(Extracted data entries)
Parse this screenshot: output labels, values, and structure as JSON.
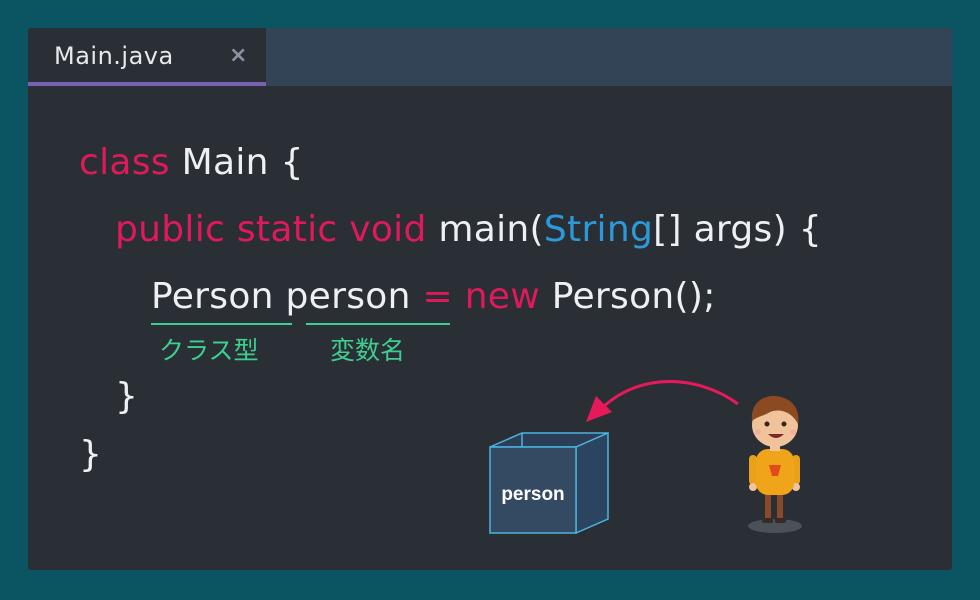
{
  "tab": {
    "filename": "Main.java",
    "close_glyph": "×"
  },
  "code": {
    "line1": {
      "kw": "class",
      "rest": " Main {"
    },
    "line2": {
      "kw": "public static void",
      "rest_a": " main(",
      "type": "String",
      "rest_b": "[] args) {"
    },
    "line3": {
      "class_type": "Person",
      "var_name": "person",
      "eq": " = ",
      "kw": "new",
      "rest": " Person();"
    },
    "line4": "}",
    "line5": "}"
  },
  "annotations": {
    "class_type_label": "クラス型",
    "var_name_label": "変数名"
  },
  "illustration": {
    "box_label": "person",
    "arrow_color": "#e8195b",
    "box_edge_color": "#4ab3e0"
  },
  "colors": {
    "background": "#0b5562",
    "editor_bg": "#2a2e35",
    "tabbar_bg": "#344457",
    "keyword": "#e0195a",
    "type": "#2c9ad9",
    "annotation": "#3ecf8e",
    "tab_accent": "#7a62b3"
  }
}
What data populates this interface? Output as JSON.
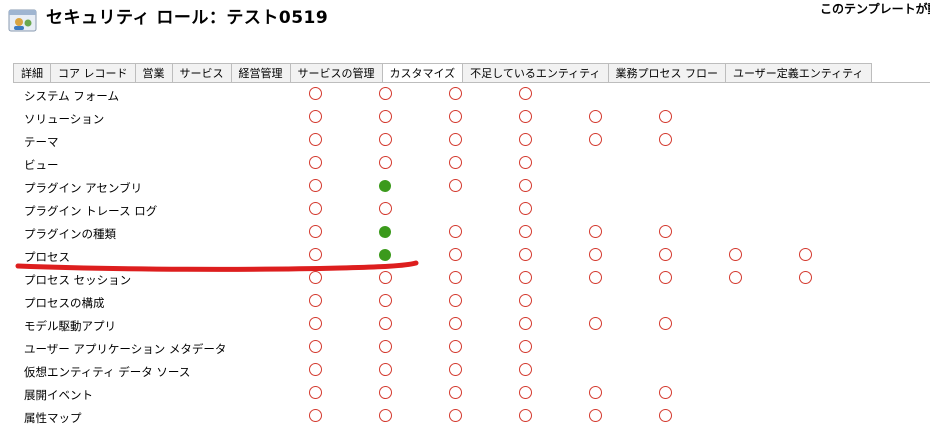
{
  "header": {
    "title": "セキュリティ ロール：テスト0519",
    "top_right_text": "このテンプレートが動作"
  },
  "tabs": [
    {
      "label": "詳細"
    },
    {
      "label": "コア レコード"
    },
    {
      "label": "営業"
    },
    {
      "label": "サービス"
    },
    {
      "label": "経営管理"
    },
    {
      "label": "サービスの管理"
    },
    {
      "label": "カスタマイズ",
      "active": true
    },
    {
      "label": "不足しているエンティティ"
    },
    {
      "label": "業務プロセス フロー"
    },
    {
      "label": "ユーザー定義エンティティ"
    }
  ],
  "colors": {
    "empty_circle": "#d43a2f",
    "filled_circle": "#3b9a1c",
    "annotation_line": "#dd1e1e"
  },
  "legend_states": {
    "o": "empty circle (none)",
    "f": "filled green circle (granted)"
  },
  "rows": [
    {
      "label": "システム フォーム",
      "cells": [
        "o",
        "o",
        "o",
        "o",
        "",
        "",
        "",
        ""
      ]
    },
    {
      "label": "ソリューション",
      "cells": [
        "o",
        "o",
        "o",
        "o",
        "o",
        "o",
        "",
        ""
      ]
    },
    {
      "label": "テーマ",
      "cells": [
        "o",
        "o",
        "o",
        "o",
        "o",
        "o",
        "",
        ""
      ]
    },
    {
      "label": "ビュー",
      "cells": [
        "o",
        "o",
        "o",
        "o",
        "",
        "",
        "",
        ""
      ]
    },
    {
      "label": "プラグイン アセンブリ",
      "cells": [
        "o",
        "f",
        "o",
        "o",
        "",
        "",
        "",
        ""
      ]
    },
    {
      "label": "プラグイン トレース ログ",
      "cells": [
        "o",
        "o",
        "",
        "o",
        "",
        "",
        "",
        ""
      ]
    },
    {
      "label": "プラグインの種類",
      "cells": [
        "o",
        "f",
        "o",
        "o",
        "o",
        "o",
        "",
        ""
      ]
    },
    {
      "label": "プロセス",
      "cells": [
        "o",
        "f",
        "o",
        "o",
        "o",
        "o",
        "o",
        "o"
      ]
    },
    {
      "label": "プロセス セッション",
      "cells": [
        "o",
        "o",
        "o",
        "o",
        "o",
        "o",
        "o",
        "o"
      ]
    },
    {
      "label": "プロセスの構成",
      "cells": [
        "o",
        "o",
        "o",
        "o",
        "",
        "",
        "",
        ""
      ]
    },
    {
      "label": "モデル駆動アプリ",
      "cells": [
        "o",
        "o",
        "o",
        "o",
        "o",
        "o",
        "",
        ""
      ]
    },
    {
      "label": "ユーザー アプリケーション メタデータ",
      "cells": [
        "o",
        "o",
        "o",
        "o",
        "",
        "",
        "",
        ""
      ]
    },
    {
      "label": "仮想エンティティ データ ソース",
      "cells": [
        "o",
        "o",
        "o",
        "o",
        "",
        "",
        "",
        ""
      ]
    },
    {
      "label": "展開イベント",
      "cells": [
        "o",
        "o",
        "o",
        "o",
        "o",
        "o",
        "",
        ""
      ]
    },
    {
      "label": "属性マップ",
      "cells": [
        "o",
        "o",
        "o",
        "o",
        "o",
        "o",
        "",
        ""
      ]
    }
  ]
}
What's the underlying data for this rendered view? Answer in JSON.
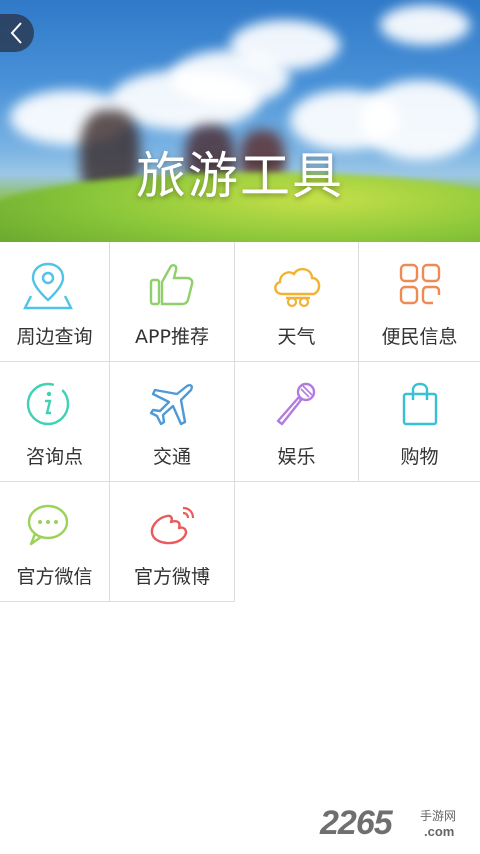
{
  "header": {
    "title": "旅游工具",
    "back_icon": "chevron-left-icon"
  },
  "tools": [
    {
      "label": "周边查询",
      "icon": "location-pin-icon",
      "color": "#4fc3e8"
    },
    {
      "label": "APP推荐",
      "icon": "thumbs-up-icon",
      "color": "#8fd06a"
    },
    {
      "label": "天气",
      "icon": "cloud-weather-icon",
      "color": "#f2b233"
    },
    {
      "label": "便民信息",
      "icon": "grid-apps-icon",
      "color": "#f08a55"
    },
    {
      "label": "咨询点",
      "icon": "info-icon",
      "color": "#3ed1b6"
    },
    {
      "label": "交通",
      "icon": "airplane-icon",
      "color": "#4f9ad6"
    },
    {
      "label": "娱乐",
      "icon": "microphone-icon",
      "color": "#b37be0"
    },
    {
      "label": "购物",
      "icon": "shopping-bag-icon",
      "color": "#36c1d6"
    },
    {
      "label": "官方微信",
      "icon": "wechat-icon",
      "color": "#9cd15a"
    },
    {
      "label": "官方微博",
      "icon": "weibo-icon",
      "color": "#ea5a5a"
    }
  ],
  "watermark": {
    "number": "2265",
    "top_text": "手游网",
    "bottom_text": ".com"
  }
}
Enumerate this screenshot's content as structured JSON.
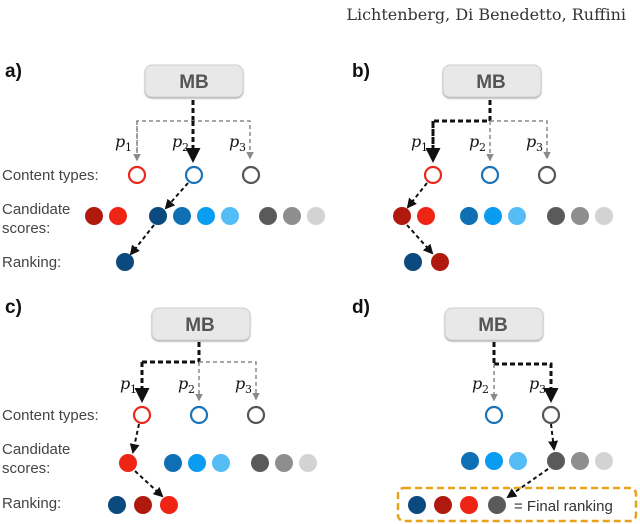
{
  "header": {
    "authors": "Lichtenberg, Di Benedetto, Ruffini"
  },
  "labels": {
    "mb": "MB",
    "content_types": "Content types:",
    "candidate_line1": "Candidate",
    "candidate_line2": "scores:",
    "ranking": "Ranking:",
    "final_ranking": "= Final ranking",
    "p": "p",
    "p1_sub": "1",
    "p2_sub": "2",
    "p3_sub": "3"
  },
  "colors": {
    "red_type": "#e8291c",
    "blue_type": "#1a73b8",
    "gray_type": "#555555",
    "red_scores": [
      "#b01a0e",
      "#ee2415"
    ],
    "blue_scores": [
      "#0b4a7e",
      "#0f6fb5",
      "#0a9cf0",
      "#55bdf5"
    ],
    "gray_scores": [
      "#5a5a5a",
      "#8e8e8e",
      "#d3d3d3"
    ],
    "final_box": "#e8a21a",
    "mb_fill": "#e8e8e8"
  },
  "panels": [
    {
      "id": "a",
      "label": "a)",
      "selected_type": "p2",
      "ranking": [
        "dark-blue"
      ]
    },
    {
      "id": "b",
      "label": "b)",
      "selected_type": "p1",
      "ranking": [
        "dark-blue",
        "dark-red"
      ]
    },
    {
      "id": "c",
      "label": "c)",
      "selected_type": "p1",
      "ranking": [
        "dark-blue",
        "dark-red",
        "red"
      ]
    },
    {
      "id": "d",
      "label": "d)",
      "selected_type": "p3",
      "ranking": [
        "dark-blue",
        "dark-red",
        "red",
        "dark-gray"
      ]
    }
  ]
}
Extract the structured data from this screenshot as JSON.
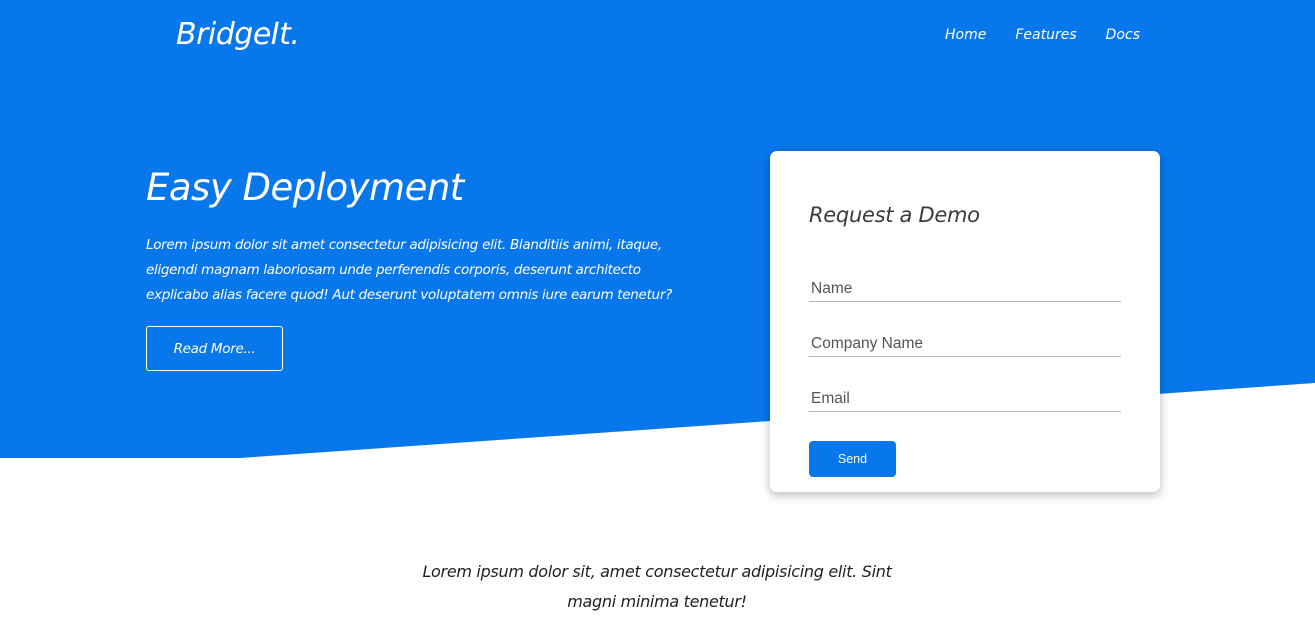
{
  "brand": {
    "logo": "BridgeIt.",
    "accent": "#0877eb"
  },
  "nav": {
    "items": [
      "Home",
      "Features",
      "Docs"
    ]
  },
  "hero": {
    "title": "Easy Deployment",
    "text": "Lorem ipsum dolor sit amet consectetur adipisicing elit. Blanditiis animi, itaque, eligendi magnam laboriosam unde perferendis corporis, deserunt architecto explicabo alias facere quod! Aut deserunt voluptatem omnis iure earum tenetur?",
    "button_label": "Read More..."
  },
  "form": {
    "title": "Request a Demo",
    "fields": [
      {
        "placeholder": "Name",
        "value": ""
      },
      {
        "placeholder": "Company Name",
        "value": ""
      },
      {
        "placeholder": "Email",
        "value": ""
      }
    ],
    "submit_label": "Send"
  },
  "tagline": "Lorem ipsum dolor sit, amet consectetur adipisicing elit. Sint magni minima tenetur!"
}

▶ What to produce:
Track down every line of the material containing the string "dolor", and copy it.

▶ Task solution:
    "text": "Lorem ipsum dolor sit amet consectetur adipisicing elit. Blanditiis animi, itaque, eligendi magnam laboriosam unde perferendis corporis, deserunt architecto explicabo alias facere quod! Aut deserunt voluptatem omnis iure earum tenetur?",
  "tagline": "Lorem ipsum dolor sit, amet consectetur adipisicing elit. Sint magni minima tenetur!"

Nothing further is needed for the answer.